Recorded data:
>>
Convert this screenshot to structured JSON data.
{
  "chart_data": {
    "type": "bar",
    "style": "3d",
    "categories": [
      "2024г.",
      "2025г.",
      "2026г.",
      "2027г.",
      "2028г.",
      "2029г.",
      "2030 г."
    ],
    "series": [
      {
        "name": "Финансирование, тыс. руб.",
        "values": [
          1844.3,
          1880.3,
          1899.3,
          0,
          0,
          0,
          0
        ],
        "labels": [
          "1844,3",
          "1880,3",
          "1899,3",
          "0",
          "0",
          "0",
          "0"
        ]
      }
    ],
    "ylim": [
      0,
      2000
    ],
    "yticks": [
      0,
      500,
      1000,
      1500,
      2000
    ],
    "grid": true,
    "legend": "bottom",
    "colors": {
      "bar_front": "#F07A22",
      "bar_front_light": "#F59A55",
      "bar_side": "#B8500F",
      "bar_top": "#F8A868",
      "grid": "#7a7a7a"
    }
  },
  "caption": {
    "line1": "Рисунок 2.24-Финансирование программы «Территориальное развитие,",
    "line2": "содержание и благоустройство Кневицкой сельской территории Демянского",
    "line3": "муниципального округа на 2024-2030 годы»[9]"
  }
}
<<
- [Your objective]:
Go through the listing and print each line exactly as it appears.

- [Solution to the exercise]:
Convert this screenshot to structured JSON data.
{
  "chart_data": {
    "type": "bar",
    "style": "3d",
    "categories": [
      "2024г.",
      "2025г.",
      "2026г.",
      "2027г.",
      "2028г.",
      "2029г.",
      "2030 г."
    ],
    "series": [
      {
        "name": "Финансирование, тыс. руб.",
        "values": [
          1844.3,
          1880.3,
          1899.3,
          0,
          0,
          0,
          0
        ],
        "labels": [
          "1844,3",
          "1880,3",
          "1899,3",
          "0",
          "0",
          "0",
          "0"
        ]
      }
    ],
    "ylim": [
      0,
      2000
    ],
    "yticks": [
      0,
      500,
      1000,
      1500,
      2000
    ],
    "grid": true,
    "legend": "bottom",
    "colors": {
      "bar_front": "#F07A22",
      "bar_front_light": "#F59A55",
      "bar_side": "#B8500F",
      "bar_top": "#F8A868",
      "grid": "#7a7a7a"
    }
  },
  "caption": {
    "line1": "Рисунок 2.24-Финансирование программы «Территориальное развитие,",
    "line2": "содержание и благоустройство Кневицкой сельской территории Демянского",
    "line3": "муниципального округа на 2024-2030 годы»[9]"
  }
}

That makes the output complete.